__THE PROBLEM__
Omit all pictures, then retype the data exactly as given.

Data entries:
<<<<

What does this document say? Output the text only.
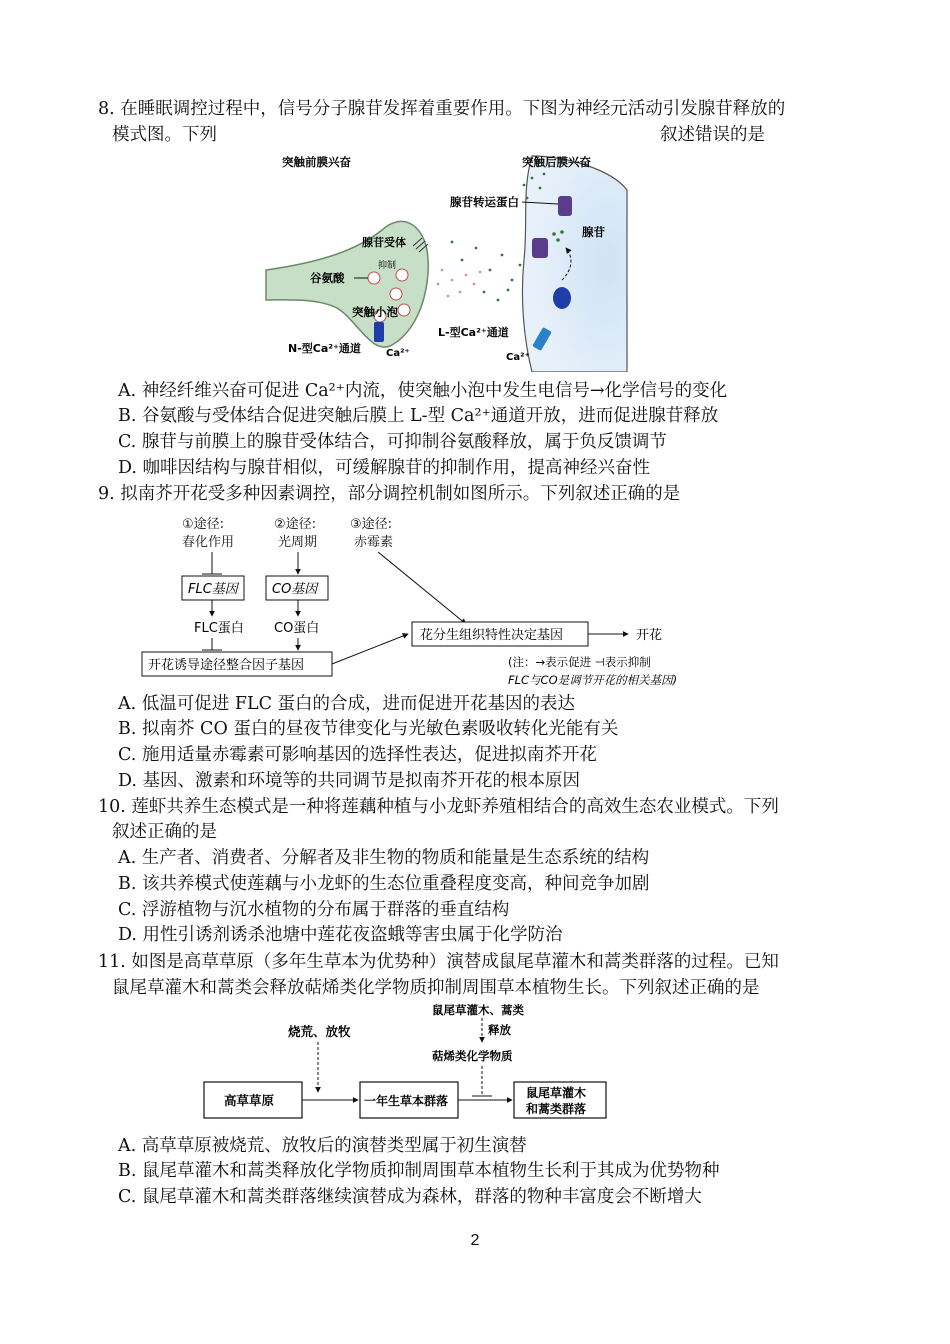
8. 在睡眠调控过程中，信号分子腺苷发挥着重要作用。下图为神经元活动引发腺苷释放的
模式图。下列	叙述错误的是
突触前膜兴奋	突触后膜兴奋
腺苷转运蛋白
腺苷
腺苷受体
抑制
谷氨酸
突触小泡
N-型Ca²⁺通道	Ca²⁺
L-型Ca²⁺通道
Ca²⁺
A. 神经纤维兴奋可促进 Ca²⁺内流，使突触小泡中发生电信号→化学信号的变化
B. 谷氨酸与受体结合促进突触后膜上 L-型 Ca²⁺通道开放，进而促进腺苷释放
C. 腺苷与前膜上的腺苷受体结合，可抑制谷氨酸释放，属于负反馈调节
D. 咖啡因结构与腺苷相似，可缓解腺苷的抑制作用，提高神经兴奋性
9. 拟南芥开花受多种因素调控，部分调控机制如图所示。下列叙述正确的是
①途径:
春化作用
②途径:
光周期
③途径:
赤霉素
FLC基因	CO基因
FLC蛋白 CO蛋白
开花诱导途径整合因子基因
花分生组织特性决定基因	开花
(注：→表示促进 ⊣表示抑制
FLC与CO是调节开花的相关基因)
A. 低温可促进 FLC 蛋白的合成，进而促进开花基因的表达
B. 拟南芥 CO 蛋白的昼夜节律变化与光敏色素吸收转化光能有关
C. 施用适量赤霉素可影响基因的选择性表达，促进拟南芥开花
D. 基因、激素和环境等的共同调节是拟南芥开花的根本原因
10. 莲虾共养生态模式是一种将莲藕种植与小龙虾养殖相结合的高效生态农业模式。下列
叙述正确的是
A. 生产者、消费者、分解者及非生物的物质和能量是生态系统的结构
B. 该共养模式使莲藕与小龙虾的生态位重叠程度变高，种间竞争加剧
C. 浮游植物与沉水植物的分布属于群落的垂直结构
D. 用性引诱剂诱杀池塘中莲花夜盗蛾等害虫属于化学防治
11. 如图是高草草原（多年生草本为优势种）演替成鼠尾草灌木和蒿类群落的过程。已知
鼠尾草灌木和蒿类会释放萜烯类化学物质抑制周围草本植物生长。下列叙述正确的是
鼠尾草灌木、蒿类
释放
萜烯类化学物质
烧荒、放牧
高草草原	一年生草本群落
鼠尾草灌木
和蒿类群落
A. 高草草原被烧荒、放牧后的演替类型属于初生演替
B. 鼠尾草灌木和蒿类释放化学物质抑制周围草本植物生长利于其成为优势物种
C. 鼠尾草灌木和蒿类群落继续演替成为森林，群落的物种丰富度会不断增大
2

>>>>

__IN RESPONSE__
What does this document say? Output the text only.
8. 在睡眠调控过程中，信号分子腺苷发挥着重要作用。下图为神经元活动引发腺苷释放的
模式图。下列	叙述错误的是
突触前膜兴奋	突触后膜兴奋
腺苷转运蛋白
腺苷
腺苷受体
抑制
谷氨酸
突触小泡
N-型Ca²⁺通道	Ca²⁺
L-型Ca²⁺通道
Ca²⁺
A. 神经纤维兴奋可促进 Ca²⁺内流，使突触小泡中发生电信号→化学信号的变化
B. 谷氨酸与受体结合促进突触后膜上 L-型 Ca²⁺通道开放，进而促进腺苷释放
C. 腺苷与前膜上的腺苷受体结合，可抑制谷氨酸释放，属于负反馈调节
D. 咖啡因结构与腺苷相似，可缓解腺苷的抑制作用，提高神经兴奋性
9. 拟南芥开花受多种因素调控，部分调控机制如图所示。下列叙述正确的是
①途径:
春化作用
②途径:
光周期
③途径:
赤霉素
FLC基因	CO基因
FLC蛋白 CO蛋白
开花诱导途径整合因子基因
花分生组织特性决定基因	开花
(注：→表示促进 ⊣表示抑制
FLC与CO是调节开花的相关基因)
A. 低温可促进 FLC 蛋白的合成，进而促进开花基因的表达
B. 拟南芥 CO 蛋白的昼夜节律变化与光敏色素吸收转化光能有关
C. 施用适量赤霉素可影响基因的选择性表达，促进拟南芥开花
D. 基因、激素和环境等的共同调节是拟南芥开花的根本原因
10. 莲虾共养生态模式是一种将莲藕种植与小龙虾养殖相结合的高效生态农业模式。下列
叙述正确的是
A. 生产者、消费者、分解者及非生物的物质和能量是生态系统的结构
B. 该共养模式使莲藕与小龙虾的生态位重叠程度变高，种间竞争加剧
C. 浮游植物与沉水植物的分布属于群落的垂直结构
D. 用性引诱剂诱杀池塘中莲花夜盗蛾等害虫属于化学防治
11. 如图是高草草原（多年生草本为优势种）演替成鼠尾草灌木和蒿类群落的过程。已知
鼠尾草灌木和蒿类会释放萜烯类化学物质抑制周围草本植物生长。下列叙述正确的是
鼠尾草灌木、蒿类
释放
萜烯类化学物质
烧荒、放牧
高草草原	一年生草本群落
鼠尾草灌木
和蒿类群落
A. 高草草原被烧荒、放牧后的演替类型属于初生演替
B. 鼠尾草灌木和蒿类释放化学物质抑制周围草本植物生长利于其成为优势物种
C. 鼠尾草灌木和蒿类群落继续演替成为森林，群落的物种丰富度会不断增大
2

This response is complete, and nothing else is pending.